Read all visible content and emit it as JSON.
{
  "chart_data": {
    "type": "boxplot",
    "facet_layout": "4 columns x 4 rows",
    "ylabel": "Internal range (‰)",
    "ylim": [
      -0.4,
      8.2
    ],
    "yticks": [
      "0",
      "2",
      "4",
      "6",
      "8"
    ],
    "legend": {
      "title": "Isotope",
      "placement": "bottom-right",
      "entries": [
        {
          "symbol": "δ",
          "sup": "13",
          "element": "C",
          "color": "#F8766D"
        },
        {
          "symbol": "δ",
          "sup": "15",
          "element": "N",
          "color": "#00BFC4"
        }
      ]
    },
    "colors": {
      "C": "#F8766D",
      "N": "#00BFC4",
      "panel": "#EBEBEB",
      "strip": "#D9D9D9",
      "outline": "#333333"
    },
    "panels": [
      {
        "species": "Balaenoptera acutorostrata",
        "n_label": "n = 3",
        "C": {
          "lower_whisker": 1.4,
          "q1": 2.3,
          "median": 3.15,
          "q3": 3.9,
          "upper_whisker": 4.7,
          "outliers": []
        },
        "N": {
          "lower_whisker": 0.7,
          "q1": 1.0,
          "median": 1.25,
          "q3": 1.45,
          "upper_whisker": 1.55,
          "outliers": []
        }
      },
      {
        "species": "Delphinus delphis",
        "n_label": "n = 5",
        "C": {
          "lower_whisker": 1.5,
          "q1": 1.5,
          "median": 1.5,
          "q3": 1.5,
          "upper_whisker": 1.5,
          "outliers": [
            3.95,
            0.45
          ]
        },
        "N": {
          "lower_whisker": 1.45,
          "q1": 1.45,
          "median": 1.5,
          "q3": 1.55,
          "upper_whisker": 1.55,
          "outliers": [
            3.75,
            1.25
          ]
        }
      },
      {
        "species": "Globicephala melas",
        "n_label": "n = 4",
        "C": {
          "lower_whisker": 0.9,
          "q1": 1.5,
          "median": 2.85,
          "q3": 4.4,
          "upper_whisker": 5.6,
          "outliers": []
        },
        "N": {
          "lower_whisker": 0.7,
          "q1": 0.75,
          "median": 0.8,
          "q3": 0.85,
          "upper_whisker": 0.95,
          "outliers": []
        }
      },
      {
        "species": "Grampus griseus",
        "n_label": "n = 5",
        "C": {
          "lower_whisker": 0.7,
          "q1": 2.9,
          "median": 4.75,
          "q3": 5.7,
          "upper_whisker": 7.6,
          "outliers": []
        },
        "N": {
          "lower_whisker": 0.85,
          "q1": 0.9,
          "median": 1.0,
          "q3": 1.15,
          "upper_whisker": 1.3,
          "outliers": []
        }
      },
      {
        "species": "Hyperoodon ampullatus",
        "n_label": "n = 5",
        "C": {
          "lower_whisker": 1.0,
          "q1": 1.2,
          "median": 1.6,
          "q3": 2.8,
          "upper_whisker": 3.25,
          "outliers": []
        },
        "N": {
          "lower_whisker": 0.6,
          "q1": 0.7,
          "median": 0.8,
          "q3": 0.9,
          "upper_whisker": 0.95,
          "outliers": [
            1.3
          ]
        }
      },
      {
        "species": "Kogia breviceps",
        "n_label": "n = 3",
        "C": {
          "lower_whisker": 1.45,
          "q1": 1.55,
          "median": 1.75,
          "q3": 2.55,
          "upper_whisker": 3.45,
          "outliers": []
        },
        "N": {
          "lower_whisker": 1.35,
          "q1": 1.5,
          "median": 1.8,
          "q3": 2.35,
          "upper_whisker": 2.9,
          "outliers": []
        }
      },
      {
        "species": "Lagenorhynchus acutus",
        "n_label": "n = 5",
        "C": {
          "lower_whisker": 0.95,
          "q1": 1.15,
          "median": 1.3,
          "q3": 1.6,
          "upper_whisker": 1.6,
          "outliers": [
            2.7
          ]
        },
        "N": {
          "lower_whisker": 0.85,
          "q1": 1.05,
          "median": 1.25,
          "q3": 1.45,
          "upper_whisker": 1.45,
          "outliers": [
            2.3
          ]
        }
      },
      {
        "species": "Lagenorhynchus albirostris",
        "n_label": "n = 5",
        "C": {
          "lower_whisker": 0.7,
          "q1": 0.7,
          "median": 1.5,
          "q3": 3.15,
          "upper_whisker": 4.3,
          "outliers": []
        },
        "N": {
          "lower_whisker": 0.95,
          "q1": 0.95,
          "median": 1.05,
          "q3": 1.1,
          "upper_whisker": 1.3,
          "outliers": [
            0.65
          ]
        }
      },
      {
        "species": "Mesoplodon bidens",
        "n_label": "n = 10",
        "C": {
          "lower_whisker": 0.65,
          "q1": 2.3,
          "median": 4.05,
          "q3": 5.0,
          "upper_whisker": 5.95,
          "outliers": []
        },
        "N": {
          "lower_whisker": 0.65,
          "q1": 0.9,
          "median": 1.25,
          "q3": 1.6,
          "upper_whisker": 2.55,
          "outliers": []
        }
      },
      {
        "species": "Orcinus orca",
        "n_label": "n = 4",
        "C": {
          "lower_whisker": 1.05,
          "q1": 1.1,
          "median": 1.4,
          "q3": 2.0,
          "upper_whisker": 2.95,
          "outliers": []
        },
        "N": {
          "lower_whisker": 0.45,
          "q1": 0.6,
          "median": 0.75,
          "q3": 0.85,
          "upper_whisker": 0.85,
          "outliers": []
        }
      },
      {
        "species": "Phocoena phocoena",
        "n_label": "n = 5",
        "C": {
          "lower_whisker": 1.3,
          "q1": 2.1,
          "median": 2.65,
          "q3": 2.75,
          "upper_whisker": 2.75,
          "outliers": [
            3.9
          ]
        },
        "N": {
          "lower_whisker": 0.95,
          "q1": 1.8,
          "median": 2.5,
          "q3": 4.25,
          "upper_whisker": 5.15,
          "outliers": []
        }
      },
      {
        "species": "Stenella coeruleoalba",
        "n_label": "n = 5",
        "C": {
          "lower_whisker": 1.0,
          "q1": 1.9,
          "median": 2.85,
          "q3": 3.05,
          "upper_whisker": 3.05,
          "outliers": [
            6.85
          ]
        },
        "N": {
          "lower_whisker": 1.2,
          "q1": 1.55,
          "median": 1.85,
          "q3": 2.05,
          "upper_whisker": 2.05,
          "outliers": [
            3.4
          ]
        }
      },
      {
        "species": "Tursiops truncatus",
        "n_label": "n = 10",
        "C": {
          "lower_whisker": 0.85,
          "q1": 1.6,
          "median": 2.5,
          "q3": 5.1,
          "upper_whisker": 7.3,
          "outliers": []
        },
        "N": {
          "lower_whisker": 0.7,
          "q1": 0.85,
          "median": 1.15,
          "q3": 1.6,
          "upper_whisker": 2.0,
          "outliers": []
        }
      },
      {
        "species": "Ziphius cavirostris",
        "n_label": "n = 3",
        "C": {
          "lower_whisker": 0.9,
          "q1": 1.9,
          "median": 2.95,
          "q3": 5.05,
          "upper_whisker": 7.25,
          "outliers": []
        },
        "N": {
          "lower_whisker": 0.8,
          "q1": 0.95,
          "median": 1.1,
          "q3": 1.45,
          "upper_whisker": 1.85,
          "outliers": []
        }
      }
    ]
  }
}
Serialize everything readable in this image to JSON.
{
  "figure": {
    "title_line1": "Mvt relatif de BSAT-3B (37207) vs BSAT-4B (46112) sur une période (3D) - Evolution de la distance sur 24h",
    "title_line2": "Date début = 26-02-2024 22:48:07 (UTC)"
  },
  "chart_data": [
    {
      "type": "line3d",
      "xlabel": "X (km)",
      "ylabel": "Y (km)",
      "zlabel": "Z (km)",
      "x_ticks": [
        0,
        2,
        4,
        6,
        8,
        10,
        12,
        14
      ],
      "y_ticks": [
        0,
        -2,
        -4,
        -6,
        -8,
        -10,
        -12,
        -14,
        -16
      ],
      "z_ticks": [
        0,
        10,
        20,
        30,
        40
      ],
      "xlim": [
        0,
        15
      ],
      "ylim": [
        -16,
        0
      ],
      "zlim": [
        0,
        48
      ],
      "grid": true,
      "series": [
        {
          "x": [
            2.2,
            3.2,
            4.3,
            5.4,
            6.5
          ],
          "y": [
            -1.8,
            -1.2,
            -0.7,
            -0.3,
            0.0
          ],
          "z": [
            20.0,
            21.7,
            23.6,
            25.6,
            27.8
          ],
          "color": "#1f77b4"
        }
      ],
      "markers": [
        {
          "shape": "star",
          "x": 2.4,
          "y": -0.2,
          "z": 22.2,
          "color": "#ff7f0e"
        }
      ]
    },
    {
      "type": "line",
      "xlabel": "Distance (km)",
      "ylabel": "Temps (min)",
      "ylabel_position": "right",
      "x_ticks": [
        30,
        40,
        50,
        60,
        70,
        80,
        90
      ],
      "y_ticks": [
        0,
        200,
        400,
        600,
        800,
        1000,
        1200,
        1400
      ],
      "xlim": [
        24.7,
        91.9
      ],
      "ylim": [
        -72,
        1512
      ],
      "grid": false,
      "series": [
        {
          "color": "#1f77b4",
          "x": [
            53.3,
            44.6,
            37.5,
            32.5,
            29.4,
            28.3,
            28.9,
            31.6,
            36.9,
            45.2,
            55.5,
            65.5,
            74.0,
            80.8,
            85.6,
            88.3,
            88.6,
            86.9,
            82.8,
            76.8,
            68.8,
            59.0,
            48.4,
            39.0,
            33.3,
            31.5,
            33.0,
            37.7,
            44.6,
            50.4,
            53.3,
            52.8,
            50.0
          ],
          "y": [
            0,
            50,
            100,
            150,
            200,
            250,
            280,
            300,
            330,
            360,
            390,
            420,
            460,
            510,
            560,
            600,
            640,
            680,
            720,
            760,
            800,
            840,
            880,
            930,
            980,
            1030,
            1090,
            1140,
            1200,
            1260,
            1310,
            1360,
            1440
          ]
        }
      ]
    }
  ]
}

◆ **Job**
List each line in the listing that contains the string "Lagenorhynchus".

◆ **Right answer**
        "species": "Lagenorhynchus acutus",
        "species": "Lagenorhynchus albirostris",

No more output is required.